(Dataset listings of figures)
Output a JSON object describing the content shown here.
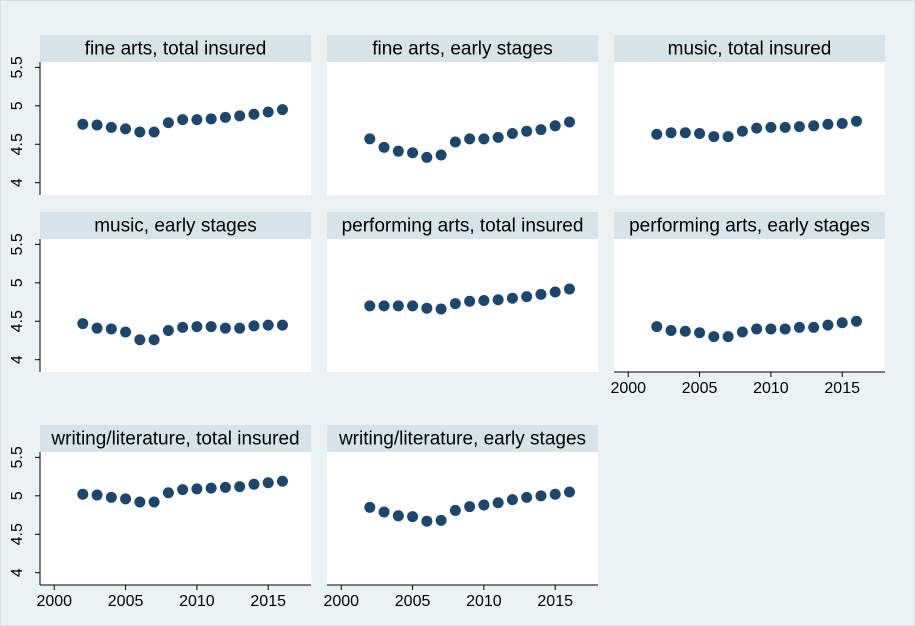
{
  "chart_data": [
    {
      "type": "scatter",
      "title": "fine arts, total insured",
      "color": "#1a476f",
      "x": [
        2002,
        2003,
        2004,
        2005,
        2006,
        2007,
        2008,
        2009,
        2010,
        2011,
        2012,
        2013,
        2014,
        2015,
        2016
      ],
      "values": [
        4.76,
        4.75,
        4.72,
        4.7,
        4.66,
        4.66,
        4.78,
        4.82,
        4.82,
        4.83,
        4.85,
        4.87,
        4.89,
        4.92,
        4.95
      ],
      "xlim": [
        1999,
        2018
      ],
      "ylim": [
        3.84,
        5.57
      ],
      "xticks": [
        2000,
        2005,
        2010,
        2015
      ],
      "yticks": [
        4,
        4.5,
        5,
        5.5
      ]
    },
    {
      "type": "scatter",
      "title": "fine arts, early stages",
      "color": "#1a476f",
      "x": [
        2002,
        2003,
        2004,
        2005,
        2006,
        2007,
        2008,
        2009,
        2010,
        2011,
        2012,
        2013,
        2014,
        2015,
        2016
      ],
      "values": [
        4.57,
        4.46,
        4.41,
        4.39,
        4.33,
        4.36,
        4.53,
        4.57,
        4.57,
        4.59,
        4.64,
        4.67,
        4.69,
        4.74,
        4.79
      ],
      "xlim": [
        1999,
        2018
      ],
      "ylim": [
        3.84,
        5.57
      ],
      "xticks": [
        2000,
        2005,
        2010,
        2015
      ],
      "yticks": [
        4,
        4.5,
        5,
        5.5
      ]
    },
    {
      "type": "scatter",
      "title": "music, total insured",
      "color": "#1a476f",
      "x": [
        2002,
        2003,
        2004,
        2005,
        2006,
        2007,
        2008,
        2009,
        2010,
        2011,
        2012,
        2013,
        2014,
        2015,
        2016
      ],
      "values": [
        4.63,
        4.65,
        4.65,
        4.64,
        4.6,
        4.6,
        4.67,
        4.71,
        4.72,
        4.72,
        4.73,
        4.74,
        4.76,
        4.77,
        4.8
      ],
      "xlim": [
        1999,
        2018
      ],
      "ylim": [
        3.84,
        5.57
      ],
      "xticks": [
        2000,
        2005,
        2010,
        2015
      ],
      "yticks": [
        4,
        4.5,
        5,
        5.5
      ]
    },
    {
      "type": "scatter",
      "title": "music, early stages",
      "color": "#1a476f",
      "x": [
        2002,
        2003,
        2004,
        2005,
        2006,
        2007,
        2008,
        2009,
        2010,
        2011,
        2012,
        2013,
        2014,
        2015,
        2016
      ],
      "values": [
        4.47,
        4.41,
        4.4,
        4.36,
        4.26,
        4.26,
        4.38,
        4.42,
        4.43,
        4.43,
        4.41,
        4.41,
        4.44,
        4.45,
        4.45
      ],
      "xlim": [
        1999,
        2018
      ],
      "ylim": [
        3.84,
        5.57
      ],
      "xticks": [
        2000,
        2005,
        2010,
        2015
      ],
      "yticks": [
        4,
        4.5,
        5,
        5.5
      ]
    },
    {
      "type": "scatter",
      "title": "performing arts, total insured",
      "color": "#1a476f",
      "x": [
        2002,
        2003,
        2004,
        2005,
        2006,
        2007,
        2008,
        2009,
        2010,
        2011,
        2012,
        2013,
        2014,
        2015,
        2016
      ],
      "values": [
        4.7,
        4.7,
        4.7,
        4.7,
        4.67,
        4.66,
        4.73,
        4.76,
        4.77,
        4.78,
        4.8,
        4.82,
        4.85,
        4.88,
        4.92
      ],
      "xlim": [
        1999,
        2018
      ],
      "ylim": [
        3.84,
        5.57
      ],
      "xticks": [
        2000,
        2005,
        2010,
        2015
      ],
      "yticks": [
        4,
        4.5,
        5,
        5.5
      ]
    },
    {
      "type": "scatter",
      "title": "performing arts, early stages",
      "color": "#1a476f",
      "x": [
        2002,
        2003,
        2004,
        2005,
        2006,
        2007,
        2008,
        2009,
        2010,
        2011,
        2012,
        2013,
        2014,
        2015,
        2016
      ],
      "values": [
        4.43,
        4.38,
        4.37,
        4.35,
        4.3,
        4.3,
        4.36,
        4.4,
        4.4,
        4.4,
        4.42,
        4.42,
        4.45,
        4.48,
        4.5
      ],
      "xlim": [
        1999,
        2018
      ],
      "ylim": [
        3.84,
        5.57
      ],
      "xticks": [
        2000,
        2005,
        2010,
        2015
      ],
      "yticks": [
        4,
        4.5,
        5,
        5.5
      ]
    },
    {
      "type": "scatter",
      "title": "writing/literature, total insured",
      "color": "#1a476f",
      "x": [
        2002,
        2003,
        2004,
        2005,
        2006,
        2007,
        2008,
        2009,
        2010,
        2011,
        2012,
        2013,
        2014,
        2015,
        2016
      ],
      "values": [
        5.02,
        5.01,
        4.98,
        4.96,
        4.92,
        4.92,
        5.04,
        5.08,
        5.09,
        5.1,
        5.11,
        5.12,
        5.15,
        5.17,
        5.19
      ],
      "xlim": [
        1999,
        2018
      ],
      "ylim": [
        3.84,
        5.57
      ],
      "xticks": [
        2000,
        2005,
        2010,
        2015
      ],
      "yticks": [
        4,
        4.5,
        5,
        5.5
      ]
    },
    {
      "type": "scatter",
      "title": "writing/literature, early stages",
      "color": "#1a476f",
      "x": [
        2002,
        2003,
        2004,
        2005,
        2006,
        2007,
        2008,
        2009,
        2010,
        2011,
        2012,
        2013,
        2014,
        2015,
        2016
      ],
      "values": [
        4.85,
        4.79,
        4.74,
        4.73,
        4.67,
        4.68,
        4.81,
        4.86,
        4.88,
        4.91,
        4.95,
        4.98,
        5.0,
        5.02,
        5.05
      ],
      "xlim": [
        1999,
        2018
      ],
      "ylim": [
        3.84,
        5.57
      ],
      "xticks": [
        2000,
        2005,
        2010,
        2015
      ],
      "yticks": [
        4,
        4.5,
        5,
        5.5
      ]
    }
  ]
}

> YOUR GOAL
Images do not belong in the copy; reproduce all other parts of the records above verbatim.

> ANSWER TO THE EXERCISE
Output a JSON object describing the content shown here.
{
  "chart_data": [
    {
      "type": "scatter",
      "title": "fine arts, total insured",
      "color": "#1a476f",
      "x": [
        2002,
        2003,
        2004,
        2005,
        2006,
        2007,
        2008,
        2009,
        2010,
        2011,
        2012,
        2013,
        2014,
        2015,
        2016
      ],
      "values": [
        4.76,
        4.75,
        4.72,
        4.7,
        4.66,
        4.66,
        4.78,
        4.82,
        4.82,
        4.83,
        4.85,
        4.87,
        4.89,
        4.92,
        4.95
      ],
      "xlim": [
        1999,
        2018
      ],
      "ylim": [
        3.84,
        5.57
      ],
      "xticks": [
        2000,
        2005,
        2010,
        2015
      ],
      "yticks": [
        4,
        4.5,
        5,
        5.5
      ]
    },
    {
      "type": "scatter",
      "title": "fine arts, early stages",
      "color": "#1a476f",
      "x": [
        2002,
        2003,
        2004,
        2005,
        2006,
        2007,
        2008,
        2009,
        2010,
        2011,
        2012,
        2013,
        2014,
        2015,
        2016
      ],
      "values": [
        4.57,
        4.46,
        4.41,
        4.39,
        4.33,
        4.36,
        4.53,
        4.57,
        4.57,
        4.59,
        4.64,
        4.67,
        4.69,
        4.74,
        4.79
      ],
      "xlim": [
        1999,
        2018
      ],
      "ylim": [
        3.84,
        5.57
      ],
      "xticks": [
        2000,
        2005,
        2010,
        2015
      ],
      "yticks": [
        4,
        4.5,
        5,
        5.5
      ]
    },
    {
      "type": "scatter",
      "title": "music, total insured",
      "color": "#1a476f",
      "x": [
        2002,
        2003,
        2004,
        2005,
        2006,
        2007,
        2008,
        2009,
        2010,
        2011,
        2012,
        2013,
        2014,
        2015,
        2016
      ],
      "values": [
        4.63,
        4.65,
        4.65,
        4.64,
        4.6,
        4.6,
        4.67,
        4.71,
        4.72,
        4.72,
        4.73,
        4.74,
        4.76,
        4.77,
        4.8
      ],
      "xlim": [
        1999,
        2018
      ],
      "ylim": [
        3.84,
        5.57
      ],
      "xticks": [
        2000,
        2005,
        2010,
        2015
      ],
      "yticks": [
        4,
        4.5,
        5,
        5.5
      ]
    },
    {
      "type": "scatter",
      "title": "music, early stages",
      "color": "#1a476f",
      "x": [
        2002,
        2003,
        2004,
        2005,
        2006,
        2007,
        2008,
        2009,
        2010,
        2011,
        2012,
        2013,
        2014,
        2015,
        2016
      ],
      "values": [
        4.47,
        4.41,
        4.4,
        4.36,
        4.26,
        4.26,
        4.38,
        4.42,
        4.43,
        4.43,
        4.41,
        4.41,
        4.44,
        4.45,
        4.45
      ],
      "xlim": [
        1999,
        2018
      ],
      "ylim": [
        3.84,
        5.57
      ],
      "xticks": [
        2000,
        2005,
        2010,
        2015
      ],
      "yticks": [
        4,
        4.5,
        5,
        5.5
      ]
    },
    {
      "type": "scatter",
      "title": "performing arts, total insured",
      "color": "#1a476f",
      "x": [
        2002,
        2003,
        2004,
        2005,
        2006,
        2007,
        2008,
        2009,
        2010,
        2011,
        2012,
        2013,
        2014,
        2015,
        2016
      ],
      "values": [
        4.7,
        4.7,
        4.7,
        4.7,
        4.67,
        4.66,
        4.73,
        4.76,
        4.77,
        4.78,
        4.8,
        4.82,
        4.85,
        4.88,
        4.92
      ],
      "xlim": [
        1999,
        2018
      ],
      "ylim": [
        3.84,
        5.57
      ],
      "xticks": [
        2000,
        2005,
        2010,
        2015
      ],
      "yticks": [
        4,
        4.5,
        5,
        5.5
      ]
    },
    {
      "type": "scatter",
      "title": "performing arts, early stages",
      "color": "#1a476f",
      "x": [
        2002,
        2003,
        2004,
        2005,
        2006,
        2007,
        2008,
        2009,
        2010,
        2011,
        2012,
        2013,
        2014,
        2015,
        2016
      ],
      "values": [
        4.43,
        4.38,
        4.37,
        4.35,
        4.3,
        4.3,
        4.36,
        4.4,
        4.4,
        4.4,
        4.42,
        4.42,
        4.45,
        4.48,
        4.5
      ],
      "xlim": [
        1999,
        2018
      ],
      "ylim": [
        3.84,
        5.57
      ],
      "xticks": [
        2000,
        2005,
        2010,
        2015
      ],
      "yticks": [
        4,
        4.5,
        5,
        5.5
      ]
    },
    {
      "type": "scatter",
      "title": "writing/literature, total insured",
      "color": "#1a476f",
      "x": [
        2002,
        2003,
        2004,
        2005,
        2006,
        2007,
        2008,
        2009,
        2010,
        2011,
        2012,
        2013,
        2014,
        2015,
        2016
      ],
      "values": [
        5.02,
        5.01,
        4.98,
        4.96,
        4.92,
        4.92,
        5.04,
        5.08,
        5.09,
        5.1,
        5.11,
        5.12,
        5.15,
        5.17,
        5.19
      ],
      "xlim": [
        1999,
        2018
      ],
      "ylim": [
        3.84,
        5.57
      ],
      "xticks": [
        2000,
        2005,
        2010,
        2015
      ],
      "yticks": [
        4,
        4.5,
        5,
        5.5
      ]
    },
    {
      "type": "scatter",
      "title": "writing/literature, early stages",
      "color": "#1a476f",
      "x": [
        2002,
        2003,
        2004,
        2005,
        2006,
        2007,
        2008,
        2009,
        2010,
        2011,
        2012,
        2013,
        2014,
        2015,
        2016
      ],
      "values": [
        4.85,
        4.79,
        4.74,
        4.73,
        4.67,
        4.68,
        4.81,
        4.86,
        4.88,
        4.91,
        4.95,
        4.98,
        5.0,
        5.02,
        5.05
      ],
      "xlim": [
        1999,
        2018
      ],
      "ylim": [
        3.84,
        5.57
      ],
      "xticks": [
        2000,
        2005,
        2010,
        2015
      ],
      "yticks": [
        4,
        4.5,
        5,
        5.5
      ]
    }
  ]
}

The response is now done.